Set down the material once more, exactly as it appears.
— Start DATASET EXTRACT —
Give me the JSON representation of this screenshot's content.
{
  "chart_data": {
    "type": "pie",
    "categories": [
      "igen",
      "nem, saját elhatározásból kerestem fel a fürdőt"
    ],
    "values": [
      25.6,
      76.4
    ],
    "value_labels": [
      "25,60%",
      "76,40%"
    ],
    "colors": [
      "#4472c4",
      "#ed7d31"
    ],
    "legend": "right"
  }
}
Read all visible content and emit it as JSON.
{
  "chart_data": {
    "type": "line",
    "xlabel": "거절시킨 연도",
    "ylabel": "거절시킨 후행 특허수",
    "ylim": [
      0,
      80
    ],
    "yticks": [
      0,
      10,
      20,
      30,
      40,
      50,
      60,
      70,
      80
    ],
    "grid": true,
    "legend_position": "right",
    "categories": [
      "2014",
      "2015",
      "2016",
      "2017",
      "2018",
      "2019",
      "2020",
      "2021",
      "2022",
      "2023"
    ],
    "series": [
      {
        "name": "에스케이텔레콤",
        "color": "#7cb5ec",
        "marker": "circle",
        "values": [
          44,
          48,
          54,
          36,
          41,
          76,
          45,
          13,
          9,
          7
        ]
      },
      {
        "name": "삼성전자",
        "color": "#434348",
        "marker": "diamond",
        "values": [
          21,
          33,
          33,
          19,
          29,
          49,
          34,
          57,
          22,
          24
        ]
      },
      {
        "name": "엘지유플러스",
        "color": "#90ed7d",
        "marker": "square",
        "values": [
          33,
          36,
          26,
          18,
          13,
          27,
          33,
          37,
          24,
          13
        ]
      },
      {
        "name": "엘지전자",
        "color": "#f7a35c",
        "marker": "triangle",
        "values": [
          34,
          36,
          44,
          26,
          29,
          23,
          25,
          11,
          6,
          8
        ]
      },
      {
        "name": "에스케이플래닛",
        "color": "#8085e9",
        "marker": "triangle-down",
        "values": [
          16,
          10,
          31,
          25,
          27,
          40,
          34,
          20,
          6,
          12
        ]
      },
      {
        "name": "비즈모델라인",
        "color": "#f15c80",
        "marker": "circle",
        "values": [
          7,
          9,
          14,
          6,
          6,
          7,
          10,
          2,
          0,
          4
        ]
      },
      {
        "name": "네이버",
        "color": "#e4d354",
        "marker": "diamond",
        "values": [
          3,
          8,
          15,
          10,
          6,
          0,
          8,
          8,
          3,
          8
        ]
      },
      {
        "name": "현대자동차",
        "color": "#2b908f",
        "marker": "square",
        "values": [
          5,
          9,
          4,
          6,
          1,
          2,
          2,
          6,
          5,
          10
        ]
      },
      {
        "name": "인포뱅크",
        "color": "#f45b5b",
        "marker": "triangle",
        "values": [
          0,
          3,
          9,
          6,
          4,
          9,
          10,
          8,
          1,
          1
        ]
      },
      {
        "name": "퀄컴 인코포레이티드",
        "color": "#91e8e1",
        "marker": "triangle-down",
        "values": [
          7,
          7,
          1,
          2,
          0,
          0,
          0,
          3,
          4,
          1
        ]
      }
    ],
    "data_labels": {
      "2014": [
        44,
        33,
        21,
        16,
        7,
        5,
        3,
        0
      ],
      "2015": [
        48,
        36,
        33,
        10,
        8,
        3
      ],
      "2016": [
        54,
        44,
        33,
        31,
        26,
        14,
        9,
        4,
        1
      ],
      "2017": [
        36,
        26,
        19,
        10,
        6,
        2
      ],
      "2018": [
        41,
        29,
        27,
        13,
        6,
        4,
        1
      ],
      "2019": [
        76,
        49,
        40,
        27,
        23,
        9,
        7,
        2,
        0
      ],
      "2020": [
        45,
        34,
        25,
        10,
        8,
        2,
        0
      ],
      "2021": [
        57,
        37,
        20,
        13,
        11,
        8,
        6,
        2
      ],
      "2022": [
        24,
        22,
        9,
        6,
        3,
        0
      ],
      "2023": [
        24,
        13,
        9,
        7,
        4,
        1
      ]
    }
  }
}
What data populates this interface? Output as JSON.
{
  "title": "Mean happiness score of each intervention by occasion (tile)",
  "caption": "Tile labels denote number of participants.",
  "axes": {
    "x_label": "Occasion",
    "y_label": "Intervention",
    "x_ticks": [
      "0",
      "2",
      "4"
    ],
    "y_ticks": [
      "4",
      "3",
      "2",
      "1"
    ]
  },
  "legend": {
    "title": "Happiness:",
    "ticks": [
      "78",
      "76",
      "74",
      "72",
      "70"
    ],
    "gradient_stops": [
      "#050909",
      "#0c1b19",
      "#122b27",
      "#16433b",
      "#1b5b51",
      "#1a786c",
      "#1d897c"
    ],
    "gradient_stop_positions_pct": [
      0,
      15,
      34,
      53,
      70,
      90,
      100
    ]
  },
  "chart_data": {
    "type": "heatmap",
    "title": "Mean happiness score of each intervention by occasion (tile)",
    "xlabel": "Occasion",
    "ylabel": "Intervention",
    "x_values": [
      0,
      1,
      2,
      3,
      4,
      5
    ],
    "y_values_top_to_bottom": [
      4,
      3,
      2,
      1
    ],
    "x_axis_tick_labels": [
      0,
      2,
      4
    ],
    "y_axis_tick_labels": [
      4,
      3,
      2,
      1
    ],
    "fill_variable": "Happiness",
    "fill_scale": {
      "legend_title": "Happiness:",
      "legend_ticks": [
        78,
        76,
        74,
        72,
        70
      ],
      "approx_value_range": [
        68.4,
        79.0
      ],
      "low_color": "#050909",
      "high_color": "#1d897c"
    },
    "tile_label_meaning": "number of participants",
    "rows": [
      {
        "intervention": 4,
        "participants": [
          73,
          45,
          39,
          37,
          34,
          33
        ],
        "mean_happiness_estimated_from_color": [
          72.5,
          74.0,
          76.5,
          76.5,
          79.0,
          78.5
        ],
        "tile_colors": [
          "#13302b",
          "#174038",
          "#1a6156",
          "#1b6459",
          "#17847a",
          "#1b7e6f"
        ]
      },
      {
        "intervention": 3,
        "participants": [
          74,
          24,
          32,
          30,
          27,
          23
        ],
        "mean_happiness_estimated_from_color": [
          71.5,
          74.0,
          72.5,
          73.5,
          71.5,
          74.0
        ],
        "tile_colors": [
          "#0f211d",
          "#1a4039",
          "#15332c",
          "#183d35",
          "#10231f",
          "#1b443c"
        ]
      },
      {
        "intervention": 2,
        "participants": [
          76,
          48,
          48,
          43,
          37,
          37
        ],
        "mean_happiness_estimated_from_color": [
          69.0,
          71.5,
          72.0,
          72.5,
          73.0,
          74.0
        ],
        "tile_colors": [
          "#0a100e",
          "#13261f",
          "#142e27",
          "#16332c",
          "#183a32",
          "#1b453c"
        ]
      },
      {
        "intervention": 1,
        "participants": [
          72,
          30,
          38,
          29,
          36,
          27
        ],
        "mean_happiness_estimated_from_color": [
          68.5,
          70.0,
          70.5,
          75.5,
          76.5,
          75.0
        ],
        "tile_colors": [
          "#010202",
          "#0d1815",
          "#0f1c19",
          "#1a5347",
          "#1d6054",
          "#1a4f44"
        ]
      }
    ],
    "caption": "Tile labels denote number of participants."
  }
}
— End DATASET EXTRACT —
## SOLUTION TO THIS TASK:
Give me the JSON representation of this screenshot's content.
{
  "chart_data": {
    "type": "pie",
    "categories": [
      "igen",
      "nem, saját elhatározásból kerestem fel a fürdőt"
    ],
    "values": [
      25.6,
      76.4
    ],
    "value_labels": [
      "25,60%",
      "76,40%"
    ],
    "colors": [
      "#4472c4",
      "#ed7d31"
    ],
    "legend": "right"
  }
}
Read all visible content and emit it as JSON.
{
  "chart_data": {
    "type": "line",
    "xlabel": "거절시킨 연도",
    "ylabel": "거절시킨 후행 특허수",
    "ylim": [
      0,
      80
    ],
    "yticks": [
      0,
      10,
      20,
      30,
      40,
      50,
      60,
      70,
      80
    ],
    "grid": true,
    "legend_position": "right",
    "categories": [
      "2014",
      "2015",
      "2016",
      "2017",
      "2018",
      "2019",
      "2020",
      "2021",
      "2022",
      "2023"
    ],
    "series": [
      {
        "name": "에스케이텔레콤",
        "color": "#7cb5ec",
        "marker": "circle",
        "values": [
          44,
          48,
          54,
          36,
          41,
          76,
          45,
          13,
          9,
          7
        ]
      },
      {
        "name": "삼성전자",
        "color": "#434348",
        "marker": "diamond",
        "values": [
          21,
          33,
          33,
          19,
          29,
          49,
          34,
          57,
          22,
          24
        ]
      },
      {
        "name": "엘지유플러스",
        "color": "#90ed7d",
        "marker": "square",
        "values": [
          33,
          36,
          26,
          18,
          13,
          27,
          33,
          37,
          24,
          13
        ]
      },
      {
        "name": "엘지전자",
        "color": "#f7a35c",
        "marker": "triangle",
        "values": [
          34,
          36,
          44,
          26,
          29,
          23,
          25,
          11,
          6,
          8
        ]
      },
      {
        "name": "에스케이플래닛",
        "color": "#8085e9",
        "marker": "triangle-down",
        "values": [
          16,
          10,
          31,
          25,
          27,
          40,
          34,
          20,
          6,
          12
        ]
      },
      {
        "name": "비즈모델라인",
        "color": "#f15c80",
        "marker": "circle",
        "values": [
          7,
          9,
          14,
          6,
          6,
          7,
          10,
          2,
          0,
          4
        ]
      },
      {
        "name": "네이버",
        "color": "#e4d354",
        "marker": "diamond",
        "values": [
          3,
          8,
          15,
          10,
          6,
          0,
          8,
          8,
          3,
          8
        ]
      },
      {
        "name": "현대자동차",
        "color": "#2b908f",
        "marker": "square",
        "values": [
          5,
          9,
          4,
          6,
          1,
          2,
          2,
          6,
          5,
          10
        ]
      },
      {
        "name": "인포뱅크",
        "color": "#f45b5b",
        "marker": "triangle",
        "values": [
          0,
          3,
          9,
          6,
          4,
          9,
          10,
          8,
          1,
          1
        ]
      },
      {
        "name": "퀄컴 인코포레이티드",
        "color": "#91e8e1",
        "marker": "triangle-down",
        "values": [
          7,
          7,
          1,
          2,
          0,
          0,
          0,
          3,
          4,
          1
        ]
      }
    ],
    "data_labels": {
      "2014": [
        44,
        33,
        21,
        16,
        7,
        5,
        3,
        0
      ],
      "2015": [
        48,
        36,
        33,
        10,
        8,
        3
      ],
      "2016": [
        54,
        44,
        33,
        31,
        26,
        14,
        9,
        4,
        1
      ],
      "2017": [
        36,
        26,
        19,
        10,
        6,
        2
      ],
      "2018": [
        41,
        29,
        27,
        13,
        6,
        4,
        1
      ],
      "2019": [
        76,
        49,
        40,
        27,
        23,
        9,
        7,
        2,
        0
      ],
      "2020": [
        45,
        34,
        25,
        10,
        8,
        2,
        0
      ],
      "2021": [
        57,
        37,
        20,
        13,
        11,
        8,
        6,
        2
      ],
      "2022": [
        24,
        22,
        9,
        6,
        3,
        0
      ],
      "2023": [
        24,
        13,
        9,
        7,
        4,
        1
      ]
    }
  }
}
What data populates this interface? Output as JSON.
{
  "title": "Mean happiness score of each intervention by occasion (tile)",
  "caption": "Tile labels denote number of participants.",
  "axes": {
    "x_label": "Occasion",
    "y_label": "Intervention",
    "x_ticks": [
      "0",
      "2",
      "4"
    ],
    "y_ticks": [
      "4",
      "3",
      "2",
      "1"
    ]
  },
  "legend": {
    "title": "Happiness:",
    "ticks": [
      "78",
      "76",
      "74",
      "72",
      "70"
    ],
    "gradient_stops": [
      "#050909",
      "#0c1b19",
      "#122b27",
      "#16433b",
      "#1b5b51",
      "#1a786c",
      "#1d897c"
    ],
    "gradient_stop_positions_pct": [
      0,
      15,
      34,
      53,
      70,
      90,
      100
    ]
  },
  "chart_data": {
    "type": "heatmap",
    "title": "Mean happiness score of each intervention by occasion (tile)",
    "xlabel": "Occasion",
    "ylabel": "Intervention",
    "x_values": [
      0,
      1,
      2,
      3,
      4,
      5
    ],
    "y_values_top_to_bottom": [
      4,
      3,
      2,
      1
    ],
    "x_axis_tick_labels": [
      0,
      2,
      4
    ],
    "y_axis_tick_labels": [
      4,
      3,
      2,
      1
    ],
    "fill_variable": "Happiness",
    "fill_scale": {
      "legend_title": "Happiness:",
      "legend_ticks": [
        78,
        76,
        74,
        72,
        70
      ],
      "approx_value_range": [
        68.4,
        79.0
      ],
      "low_color": "#050909",
      "high_color": "#1d897c"
    },
    "tile_label_meaning": "number of participants",
    "rows": [
      {
        "intervention": 4,
        "participants": [
          73,
          45,
          39,
          37,
          34,
          33
        ],
        "mean_happiness_estimated_from_color": [
          72.5,
          74.0,
          76.5,
          76.5,
          79.0,
          78.5
        ],
        "tile_colors": [
          "#13302b",
          "#174038",
          "#1a6156",
          "#1b6459",
          "#17847a",
          "#1b7e6f"
        ]
      },
      {
        "intervention": 3,
        "participants": [
          74,
          24,
          32,
          30,
          27,
          23
        ],
        "mean_happiness_estimated_from_color": [
          71.5,
          74.0,
          72.5,
          73.5,
          71.5,
          74.0
        ],
        "tile_colors": [
          "#0f211d",
          "#1a4039",
          "#15332c",
          "#183d35",
          "#10231f",
          "#1b443c"
        ]
      },
      {
        "intervention": 2,
        "participants": [
          76,
          48,
          48,
          43,
          37,
          37
        ],
        "mean_happiness_estimated_from_color": [
          69.0,
          71.5,
          72.0,
          72.5,
          73.0,
          74.0
        ],
        "tile_colors": [
          "#0a100e",
          "#13261f",
          "#142e27",
          "#16332c",
          "#183a32",
          "#1b453c"
        ]
      },
      {
        "intervention": 1,
        "participants": [
          72,
          30,
          38,
          29,
          36,
          27
        ],
        "mean_happiness_estimated_from_color": [
          68.5,
          70.0,
          70.5,
          75.5,
          76.5,
          75.0
        ],
        "tile_colors": [
          "#010202",
          "#0d1815",
          "#0f1c19",
          "#1a5347",
          "#1d6054",
          "#1a4f44"
        ]
      }
    ],
    "caption": "Tile labels denote number of participants."
  }
}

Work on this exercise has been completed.